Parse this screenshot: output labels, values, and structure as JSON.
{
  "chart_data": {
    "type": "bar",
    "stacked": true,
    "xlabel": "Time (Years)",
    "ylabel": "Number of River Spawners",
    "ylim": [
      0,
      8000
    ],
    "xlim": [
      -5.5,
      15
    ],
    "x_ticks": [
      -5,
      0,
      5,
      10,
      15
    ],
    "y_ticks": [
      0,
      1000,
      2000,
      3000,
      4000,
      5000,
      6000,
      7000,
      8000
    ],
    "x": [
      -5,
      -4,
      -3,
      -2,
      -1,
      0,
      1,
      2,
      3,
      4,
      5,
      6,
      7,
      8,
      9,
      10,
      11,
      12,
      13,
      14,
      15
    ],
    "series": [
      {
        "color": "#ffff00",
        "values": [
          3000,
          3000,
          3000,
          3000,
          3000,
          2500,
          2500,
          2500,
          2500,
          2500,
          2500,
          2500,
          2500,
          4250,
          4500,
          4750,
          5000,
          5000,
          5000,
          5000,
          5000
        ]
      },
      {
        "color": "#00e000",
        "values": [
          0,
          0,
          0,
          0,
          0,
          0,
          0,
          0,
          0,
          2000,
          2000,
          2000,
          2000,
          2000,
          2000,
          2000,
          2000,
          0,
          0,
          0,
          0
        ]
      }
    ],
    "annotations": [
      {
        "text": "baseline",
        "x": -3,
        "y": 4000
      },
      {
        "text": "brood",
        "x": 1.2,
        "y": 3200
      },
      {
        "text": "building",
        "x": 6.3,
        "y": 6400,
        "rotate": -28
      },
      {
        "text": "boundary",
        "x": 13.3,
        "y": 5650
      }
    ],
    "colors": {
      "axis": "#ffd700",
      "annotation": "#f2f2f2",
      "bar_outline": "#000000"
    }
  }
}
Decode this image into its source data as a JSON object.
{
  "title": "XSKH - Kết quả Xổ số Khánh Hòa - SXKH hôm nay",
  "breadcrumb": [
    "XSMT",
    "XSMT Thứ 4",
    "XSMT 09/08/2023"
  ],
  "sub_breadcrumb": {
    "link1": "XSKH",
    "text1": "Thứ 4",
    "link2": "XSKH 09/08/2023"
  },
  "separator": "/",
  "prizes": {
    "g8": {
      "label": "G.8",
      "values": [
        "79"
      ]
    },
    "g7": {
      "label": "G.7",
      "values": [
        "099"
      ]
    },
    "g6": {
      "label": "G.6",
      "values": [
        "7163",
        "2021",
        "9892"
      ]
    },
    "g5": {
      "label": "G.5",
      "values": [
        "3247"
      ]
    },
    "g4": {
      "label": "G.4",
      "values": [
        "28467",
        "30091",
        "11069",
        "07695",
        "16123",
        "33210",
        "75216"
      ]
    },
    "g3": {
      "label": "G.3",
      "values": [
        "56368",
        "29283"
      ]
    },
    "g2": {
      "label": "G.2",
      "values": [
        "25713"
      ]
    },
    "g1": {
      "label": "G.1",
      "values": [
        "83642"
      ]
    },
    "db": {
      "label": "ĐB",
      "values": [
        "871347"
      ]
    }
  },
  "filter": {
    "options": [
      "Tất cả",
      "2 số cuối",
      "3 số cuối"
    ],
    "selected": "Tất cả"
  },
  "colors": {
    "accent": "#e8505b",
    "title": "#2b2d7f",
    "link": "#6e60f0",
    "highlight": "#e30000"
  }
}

^^^^^^^^

• [Written exercise]: Print the listing above in full, exactly as it is.

• [Written solution]:
Parse this screenshot: output labels, values, and structure as JSON.
{
  "chart_data": {
    "type": "bar",
    "stacked": true,
    "xlabel": "Time (Years)",
    "ylabel": "Number of River Spawners",
    "ylim": [
      0,
      8000
    ],
    "xlim": [
      -5.5,
      15
    ],
    "x_ticks": [
      -5,
      0,
      5,
      10,
      15
    ],
    "y_ticks": [
      0,
      1000,
      2000,
      3000,
      4000,
      5000,
      6000,
      7000,
      8000
    ],
    "x": [
      -5,
      -4,
      -3,
      -2,
      -1,
      0,
      1,
      2,
      3,
      4,
      5,
      6,
      7,
      8,
      9,
      10,
      11,
      12,
      13,
      14,
      15
    ],
    "series": [
      {
        "color": "#ffff00",
        "values": [
          3000,
          3000,
          3000,
          3000,
          3000,
          2500,
          2500,
          2500,
          2500,
          2500,
          2500,
          2500,
          2500,
          4250,
          4500,
          4750,
          5000,
          5000,
          5000,
          5000,
          5000
        ]
      },
      {
        "color": "#00e000",
        "values": [
          0,
          0,
          0,
          0,
          0,
          0,
          0,
          0,
          0,
          2000,
          2000,
          2000,
          2000,
          2000,
          2000,
          2000,
          2000,
          0,
          0,
          0,
          0
        ]
      }
    ],
    "annotations": [
      {
        "text": "baseline",
        "x": -3,
        "y": 4000
      },
      {
        "text": "brood",
        "x": 1.2,
        "y": 3200
      },
      {
        "text": "building",
        "x": 6.3,
        "y": 6400,
        "rotate": -28
      },
      {
        "text": "boundary",
        "x": 13.3,
        "y": 5650
      }
    ],
    "colors": {
      "axis": "#ffd700",
      "annotation": "#f2f2f2",
      "bar_outline": "#000000"
    }
  }
}
Decode this image into its source data as a JSON object.
{
  "title": "XSKH - Kết quả Xổ số Khánh Hòa - SXKH hôm nay",
  "breadcrumb": [
    "XSMT",
    "XSMT Thứ 4",
    "XSMT 09/08/2023"
  ],
  "sub_breadcrumb": {
    "link1": "XSKH",
    "text1": "Thứ 4",
    "link2": "XSKH 09/08/2023"
  },
  "separator": "/",
  "prizes": {
    "g8": {
      "label": "G.8",
      "values": [
        "79"
      ]
    },
    "g7": {
      "label": "G.7",
      "values": [
        "099"
      ]
    },
    "g6": {
      "label": "G.6",
      "values": [
        "7163",
        "2021",
        "9892"
      ]
    },
    "g5": {
      "label": "G.5",
      "values": [
        "3247"
      ]
    },
    "g4": {
      "label": "G.4",
      "values": [
        "28467",
        "30091",
        "11069",
        "07695",
        "16123",
        "33210",
        "75216"
      ]
    },
    "g3": {
      "label": "G.3",
      "values": [
        "56368",
        "29283"
      ]
    },
    "g2": {
      "label": "G.2",
      "values": [
        "25713"
      ]
    },
    "g1": {
      "label": "G.1",
      "values": [
        "83642"
      ]
    },
    "db": {
      "label": "ĐB",
      "values": [
        "871347"
      ]
    }
  },
  "filter": {
    "options": [
      "Tất cả",
      "2 số cuối",
      "3 số cuối"
    ],
    "selected": "Tất cả"
  },
  "colors": {
    "accent": "#e8505b",
    "title": "#2b2d7f",
    "link": "#6e60f0",
    "highlight": "#e30000"
  }
}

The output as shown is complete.